▶ **What to do**: Note each line that includes the word "permuted". Copy those lines.
* * * * * * * * *
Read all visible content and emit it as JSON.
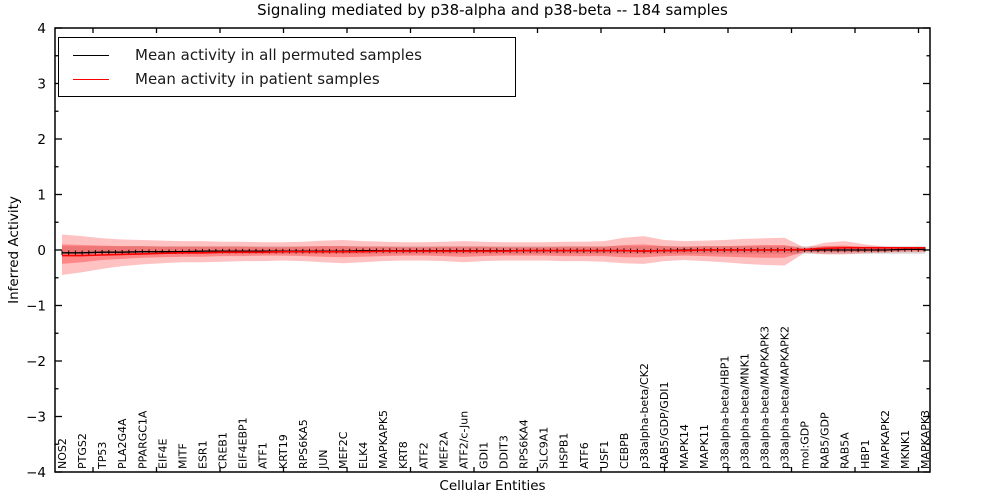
{
  "figure": {
    "title": "Signaling mediated by p38-alpha and p38-beta -- 184 samples",
    "xlabel": "Cellular Entities",
    "ylabel": "Inferred Activity"
  },
  "legend": {
    "entries": [
      {
        "label": "Mean activity in all permuted samples",
        "color": "#000000"
      },
      {
        "label": "Mean activity in patient samples",
        "color": "#ff0000"
      }
    ]
  },
  "chart_data": {
    "type": "line",
    "title": "Signaling mediated by p38-alpha and p38-beta -- 184 samples",
    "xlabel": "Cellular Entities",
    "ylabel": "Inferred Activity",
    "ylim": [
      -4,
      4
    ],
    "yticks": [
      4,
      3,
      2,
      1,
      0,
      -1,
      -2,
      -3,
      -4
    ],
    "grid": false,
    "legend_position": "upper left",
    "categories": [
      "NOS2",
      "PTGS2",
      "TP53",
      "PLA2G4A",
      "PPARGC1A",
      "EIF4E",
      "MITF",
      "ESR1",
      "CREB1",
      "EIF4EBP1",
      "ATF1",
      "KRT19",
      "RPS6KA5",
      "JUN",
      "MEF2C",
      "ELK4",
      "MAPKAPK5",
      "KRT8",
      "ATF2",
      "MEF2A",
      "ATF2/c-Jun",
      "GDI1",
      "DDIT3",
      "RPS6KA4",
      "SLC9A1",
      "HSPB1",
      "ATF6",
      "USF1",
      "CEBPB",
      "p38alpha-beta/CK2",
      "RAB5/GDP/GDI1",
      "MAPK14",
      "MAPK11",
      "p38alpha-beta/HBP1",
      "p38alpha-beta/MNK1",
      "p38alpha-beta/MAPKAPK3",
      "p38alpha-beta/MAPKAPK2",
      "mol:GDP",
      "RAB5/GDP",
      "RAB5A",
      "HBP1",
      "MAPKAPK2",
      "MKNK1",
      "MAPKAPK3"
    ],
    "series": [
      {
        "name": "Mean activity in all permuted samples",
        "color": "#000000",
        "style": "solid-with-tick-markers",
        "values": [
          -0.05,
          -0.05,
          -0.04,
          -0.04,
          -0.03,
          -0.03,
          -0.03,
          -0.02,
          -0.02,
          -0.02,
          -0.02,
          -0.02,
          -0.02,
          -0.02,
          -0.02,
          -0.01,
          -0.01,
          -0.01,
          -0.01,
          -0.01,
          -0.01,
          -0.01,
          -0.01,
          -0.01,
          -0.01,
          -0.01,
          -0.01,
          -0.01,
          -0.01,
          -0.02,
          -0.01,
          0,
          0,
          0,
          0,
          0,
          0,
          0,
          0,
          0,
          0,
          0,
          0.01,
          0.01
        ]
      },
      {
        "name": "Mean activity in patient samples",
        "color": "#ff0000",
        "style": "solid",
        "values": [
          -0.1,
          -0.1,
          -0.09,
          -0.08,
          -0.07,
          -0.06,
          -0.05,
          -0.05,
          -0.04,
          -0.04,
          -0.04,
          -0.03,
          -0.03,
          -0.03,
          -0.03,
          -0.03,
          -0.02,
          -0.02,
          -0.02,
          -0.02,
          -0.02,
          -0.02,
          -0.02,
          -0.01,
          -0.01,
          -0.01,
          -0.01,
          -0.01,
          -0.01,
          -0.02,
          -0.01,
          -0.01,
          0,
          0,
          0,
          0,
          0,
          0.01,
          0.03,
          0.04,
          0.04,
          0.04,
          0.04,
          0.04
        ]
      }
    ],
    "bands": [
      {
        "name": "permuted-std",
        "color": "rgba(0,0,0,0.13)",
        "const_top": 0.07,
        "const_bottom": -0.07
      },
      {
        "name": "patient-std-outer",
        "color": "rgba(255,0,0,0.24)",
        "top": [
          0.28,
          0.25,
          0.21,
          0.19,
          0.18,
          0.17,
          0.16,
          0.16,
          0.15,
          0.15,
          0.14,
          0.14,
          0.15,
          0.17,
          0.18,
          0.16,
          0.15,
          0.14,
          0.14,
          0.15,
          0.16,
          0.15,
          0.14,
          0.14,
          0.14,
          0.15,
          0.15,
          0.16,
          0.22,
          0.25,
          0.18,
          0.16,
          0.17,
          0.18,
          0.2,
          0.21,
          0.22,
          0.04,
          0.13,
          0.16,
          0.1,
          0.06,
          0.05,
          0.05
        ],
        "bottom": [
          -0.45,
          -0.4,
          -0.34,
          -0.29,
          -0.26,
          -0.24,
          -0.22,
          -0.22,
          -0.21,
          -0.2,
          -0.2,
          -0.19,
          -0.2,
          -0.22,
          -0.24,
          -0.22,
          -0.2,
          -0.19,
          -0.19,
          -0.2,
          -0.22,
          -0.2,
          -0.19,
          -0.19,
          -0.19,
          -0.2,
          -0.2,
          -0.21,
          -0.24,
          -0.25,
          -0.2,
          -0.18,
          -0.2,
          -0.22,
          -0.25,
          -0.27,
          -0.28,
          -0.05,
          -0.08,
          -0.08,
          -0.06,
          -0.05,
          -0.04,
          -0.04
        ]
      },
      {
        "name": "patient-std-inner",
        "color": "rgba(255,0,0,0.30)",
        "top": [
          0.1,
          0.09,
          0.08,
          0.07,
          0.07,
          0.06,
          0.06,
          0.06,
          0.06,
          0.06,
          0.05,
          0.05,
          0.06,
          0.07,
          0.07,
          0.06,
          0.06,
          0.05,
          0.05,
          0.06,
          0.06,
          0.06,
          0.05,
          0.05,
          0.05,
          0.06,
          0.06,
          0.06,
          0.09,
          0.1,
          0.07,
          0.06,
          0.07,
          0.07,
          0.08,
          0.09,
          0.09,
          0.02,
          0.07,
          0.08,
          0.05,
          0.03,
          0.03,
          0.03
        ],
        "bottom": [
          -0.25,
          -0.22,
          -0.18,
          -0.16,
          -0.14,
          -0.13,
          -0.12,
          -0.12,
          -0.11,
          -0.11,
          -0.1,
          -0.1,
          -0.11,
          -0.12,
          -0.13,
          -0.12,
          -0.11,
          -0.1,
          -0.1,
          -0.11,
          -0.12,
          -0.11,
          -0.1,
          -0.1,
          -0.1,
          -0.11,
          -0.11,
          -0.11,
          -0.13,
          -0.13,
          -0.11,
          -0.1,
          -0.11,
          -0.12,
          -0.13,
          -0.14,
          -0.14,
          -0.03,
          -0.04,
          -0.04,
          -0.03,
          -0.03,
          -0.02,
          -0.02
        ]
      }
    ]
  }
}
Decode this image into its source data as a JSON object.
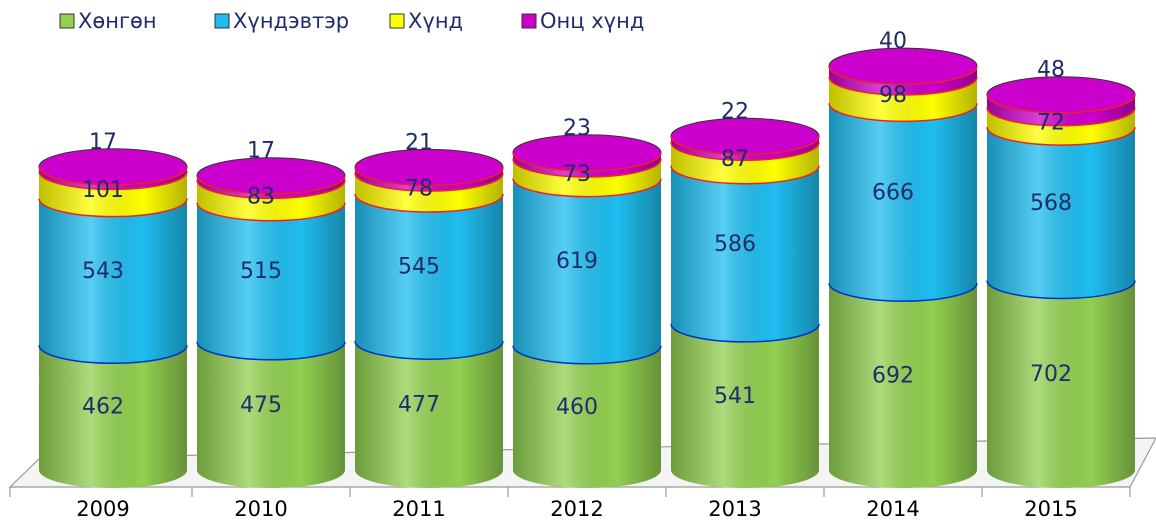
* * * * * * * * *
▶ **Result**:
        "label": "Mean activity in all permuted samples",
        "name": "Mean activity in all permuted samples",
        "name": "permuted-std",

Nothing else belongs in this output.